:: RECORDS SHOWN

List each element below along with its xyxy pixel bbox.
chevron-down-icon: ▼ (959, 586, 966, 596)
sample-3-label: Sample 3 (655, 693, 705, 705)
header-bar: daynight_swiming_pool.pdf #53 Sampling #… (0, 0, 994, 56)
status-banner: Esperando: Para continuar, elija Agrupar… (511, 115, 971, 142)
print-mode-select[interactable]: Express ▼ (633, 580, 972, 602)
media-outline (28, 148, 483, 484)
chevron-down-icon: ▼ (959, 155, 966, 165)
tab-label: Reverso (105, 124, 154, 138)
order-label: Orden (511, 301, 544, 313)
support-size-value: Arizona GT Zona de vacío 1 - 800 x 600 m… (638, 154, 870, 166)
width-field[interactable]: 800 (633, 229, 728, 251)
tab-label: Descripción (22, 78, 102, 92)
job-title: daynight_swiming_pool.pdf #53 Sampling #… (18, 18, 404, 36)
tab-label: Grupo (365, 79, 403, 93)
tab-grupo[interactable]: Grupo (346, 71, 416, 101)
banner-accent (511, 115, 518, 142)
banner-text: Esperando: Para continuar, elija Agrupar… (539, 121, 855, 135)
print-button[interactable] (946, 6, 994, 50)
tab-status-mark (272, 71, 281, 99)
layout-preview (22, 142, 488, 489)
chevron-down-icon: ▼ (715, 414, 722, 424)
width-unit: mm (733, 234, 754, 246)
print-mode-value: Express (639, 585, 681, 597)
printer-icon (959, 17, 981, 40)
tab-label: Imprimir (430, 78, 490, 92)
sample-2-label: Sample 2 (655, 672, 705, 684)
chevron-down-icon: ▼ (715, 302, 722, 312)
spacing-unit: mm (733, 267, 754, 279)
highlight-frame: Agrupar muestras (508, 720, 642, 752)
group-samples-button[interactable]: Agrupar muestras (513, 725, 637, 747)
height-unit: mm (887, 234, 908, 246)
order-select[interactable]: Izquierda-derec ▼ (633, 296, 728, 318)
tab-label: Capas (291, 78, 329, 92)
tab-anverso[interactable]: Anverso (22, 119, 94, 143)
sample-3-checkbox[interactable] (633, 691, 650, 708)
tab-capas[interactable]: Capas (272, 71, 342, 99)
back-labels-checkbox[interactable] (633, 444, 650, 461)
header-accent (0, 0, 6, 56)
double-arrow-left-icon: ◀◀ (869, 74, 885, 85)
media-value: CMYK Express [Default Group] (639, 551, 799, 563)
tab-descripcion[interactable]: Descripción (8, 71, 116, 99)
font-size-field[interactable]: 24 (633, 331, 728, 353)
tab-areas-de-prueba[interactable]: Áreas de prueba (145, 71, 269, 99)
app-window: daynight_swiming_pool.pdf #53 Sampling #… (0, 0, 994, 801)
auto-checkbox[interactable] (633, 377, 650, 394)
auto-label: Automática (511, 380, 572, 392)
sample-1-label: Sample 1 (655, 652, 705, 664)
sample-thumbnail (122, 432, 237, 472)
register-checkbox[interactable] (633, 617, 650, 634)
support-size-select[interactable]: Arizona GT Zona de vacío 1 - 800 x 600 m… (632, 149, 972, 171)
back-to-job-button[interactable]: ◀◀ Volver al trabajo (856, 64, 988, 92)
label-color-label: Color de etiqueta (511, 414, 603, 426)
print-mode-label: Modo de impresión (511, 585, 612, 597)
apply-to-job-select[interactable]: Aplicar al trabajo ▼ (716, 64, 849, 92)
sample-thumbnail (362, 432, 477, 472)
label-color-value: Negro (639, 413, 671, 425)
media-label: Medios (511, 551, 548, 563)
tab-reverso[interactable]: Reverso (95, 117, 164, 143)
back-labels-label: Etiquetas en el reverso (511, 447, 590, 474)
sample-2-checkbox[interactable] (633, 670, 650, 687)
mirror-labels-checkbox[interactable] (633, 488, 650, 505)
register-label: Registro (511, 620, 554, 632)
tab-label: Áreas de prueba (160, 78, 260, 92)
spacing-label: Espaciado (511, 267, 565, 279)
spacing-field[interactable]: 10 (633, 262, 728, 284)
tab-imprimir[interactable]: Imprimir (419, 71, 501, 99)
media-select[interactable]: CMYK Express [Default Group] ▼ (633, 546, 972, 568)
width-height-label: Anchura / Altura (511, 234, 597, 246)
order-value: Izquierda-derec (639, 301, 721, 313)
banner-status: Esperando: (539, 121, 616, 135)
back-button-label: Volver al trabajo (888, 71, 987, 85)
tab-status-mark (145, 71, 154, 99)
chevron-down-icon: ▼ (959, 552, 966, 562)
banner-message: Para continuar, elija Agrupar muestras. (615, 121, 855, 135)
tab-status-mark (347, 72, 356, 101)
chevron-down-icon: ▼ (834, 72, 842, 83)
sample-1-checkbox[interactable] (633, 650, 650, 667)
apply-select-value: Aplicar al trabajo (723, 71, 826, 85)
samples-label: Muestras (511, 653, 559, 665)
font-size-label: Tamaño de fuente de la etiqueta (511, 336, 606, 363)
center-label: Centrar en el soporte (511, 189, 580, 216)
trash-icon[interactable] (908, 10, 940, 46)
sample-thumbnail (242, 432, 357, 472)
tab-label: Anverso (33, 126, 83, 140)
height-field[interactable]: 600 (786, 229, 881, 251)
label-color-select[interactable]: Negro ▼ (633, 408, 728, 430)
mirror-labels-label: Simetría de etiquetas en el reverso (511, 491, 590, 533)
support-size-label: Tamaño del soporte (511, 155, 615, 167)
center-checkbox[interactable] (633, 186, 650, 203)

::::

WHAT IS NEEDED
Return all of the lines above without changing anything.

FULL SOLUTION
List each element below along with its xyxy pixel bbox.
chevron-down-icon: ▼ (959, 586, 966, 596)
sample-3-label: Sample 3 (655, 693, 705, 705)
header-bar: daynight_swiming_pool.pdf #53 Sampling #… (0, 0, 994, 56)
status-banner: Esperando: Para continuar, elija Agrupar… (511, 115, 971, 142)
print-mode-select[interactable]: Express ▼ (633, 580, 972, 602)
media-outline (28, 148, 483, 484)
chevron-down-icon: ▼ (959, 155, 966, 165)
tab-label: Reverso (105, 124, 154, 138)
order-label: Orden (511, 301, 544, 313)
support-size-value: Arizona GT Zona de vacío 1 - 800 x 600 m… (638, 154, 870, 166)
width-field[interactable]: 800 (633, 229, 728, 251)
tab-label: Descripción (22, 78, 102, 92)
job-title: daynight_swiming_pool.pdf #53 Sampling #… (18, 18, 404, 36)
tab-label: Grupo (365, 79, 403, 93)
tab-grupo[interactable]: Grupo (346, 71, 416, 101)
banner-accent (511, 115, 518, 142)
banner-text: Esperando: Para continuar, elija Agrupar… (539, 121, 855, 135)
print-button[interactable] (946, 6, 994, 50)
tab-status-mark (272, 71, 281, 99)
layout-preview (22, 142, 488, 489)
chevron-down-icon: ▼ (715, 414, 722, 424)
width-unit: mm (733, 234, 754, 246)
print-mode-value: Express (639, 585, 681, 597)
printer-icon (959, 17, 981, 40)
tab-label: Imprimir (430, 78, 490, 92)
sample-2-label: Sample 2 (655, 672, 705, 684)
chevron-down-icon: ▼ (715, 302, 722, 312)
spacing-unit: mm (733, 267, 754, 279)
highlight-frame: Agrupar muestras (508, 720, 642, 752)
group-samples-button[interactable]: Agrupar muestras (513, 725, 637, 747)
height-unit: mm (887, 234, 908, 246)
order-select[interactable]: Izquierda-derec ▼ (633, 296, 728, 318)
tab-label: Capas (291, 78, 329, 92)
tab-anverso[interactable]: Anverso (22, 119, 94, 143)
sample-3-checkbox[interactable] (633, 691, 650, 708)
tab-capas[interactable]: Capas (272, 71, 342, 99)
back-labels-checkbox[interactable] (633, 444, 650, 461)
header-accent (0, 0, 6, 56)
double-arrow-left-icon: ◀◀ (869, 74, 885, 85)
media-value: CMYK Express [Default Group] (639, 551, 799, 563)
tab-descripcion[interactable]: Descripción (8, 71, 116, 99)
font-size-field[interactable]: 24 (633, 331, 728, 353)
tab-areas-de-prueba[interactable]: Áreas de prueba (145, 71, 269, 99)
app-window: daynight_swiming_pool.pdf #53 Sampling #… (0, 0, 994, 801)
auto-checkbox[interactable] (633, 377, 650, 394)
auto-label: Automática (511, 380, 572, 392)
sample-1-label: Sample 1 (655, 652, 705, 664)
sample-thumbnail (122, 432, 237, 472)
register-checkbox[interactable] (633, 617, 650, 634)
support-size-select[interactable]: Arizona GT Zona de vacío 1 - 800 x 600 m… (632, 149, 972, 171)
back-to-job-button[interactable]: ◀◀ Volver al trabajo (856, 64, 988, 92)
label-color-label: Color de etiqueta (511, 414, 603, 426)
print-mode-label: Modo de impresión (511, 585, 612, 597)
apply-to-job-select[interactable]: Aplicar al trabajo ▼ (716, 64, 849, 92)
sample-thumbnail (362, 432, 477, 472)
label-color-value: Negro (639, 413, 671, 425)
media-label: Medios (511, 551, 548, 563)
tab-reverso[interactable]: Reverso (95, 117, 164, 143)
back-labels-label: Etiquetas en el reverso (511, 447, 590, 474)
sample-2-checkbox[interactable] (633, 670, 650, 687)
mirror-labels-checkbox[interactable] (633, 488, 650, 505)
register-label: Registro (511, 620, 554, 632)
tab-label: Áreas de prueba (160, 78, 260, 92)
spacing-label: Espaciado (511, 267, 565, 279)
spacing-field[interactable]: 10 (633, 262, 728, 284)
tab-imprimir[interactable]: Imprimir (419, 71, 501, 99)
media-select[interactable]: CMYK Express [Default Group] ▼ (633, 546, 972, 568)
width-height-label: Anchura / Altura (511, 234, 597, 246)
order-value: Izquierda-derec (639, 301, 721, 313)
banner-status: Esperando: (539, 121, 616, 135)
back-button-label: Volver al trabajo (888, 71, 987, 85)
tab-status-mark (145, 71, 154, 99)
chevron-down-icon: ▼ (959, 552, 966, 562)
banner-message: Para continuar, elija Agrupar muestras. (615, 121, 855, 135)
tab-status-mark (347, 72, 356, 101)
chevron-down-icon: ▼ (834, 72, 842, 83)
sample-1-checkbox[interactable] (633, 650, 650, 667)
apply-select-value: Aplicar al trabajo (723, 71, 826, 85)
samples-label: Muestras (511, 653, 559, 665)
font-size-label: Tamaño de fuente de la etiqueta (511, 336, 606, 363)
center-label: Centrar en el soporte (511, 189, 580, 216)
trash-icon[interactable] (908, 10, 940, 46)
sample-thumbnail (242, 432, 357, 472)
tab-label: Anverso (33, 126, 83, 140)
height-field[interactable]: 600 (786, 229, 881, 251)
label-color-select[interactable]: Negro ▼ (633, 408, 728, 430)
mirror-labels-label: Simetría de etiquetas en el reverso (511, 491, 590, 533)
support-size-label: Tamaño del soporte (511, 155, 615, 167)
center-checkbox[interactable] (633, 186, 650, 203)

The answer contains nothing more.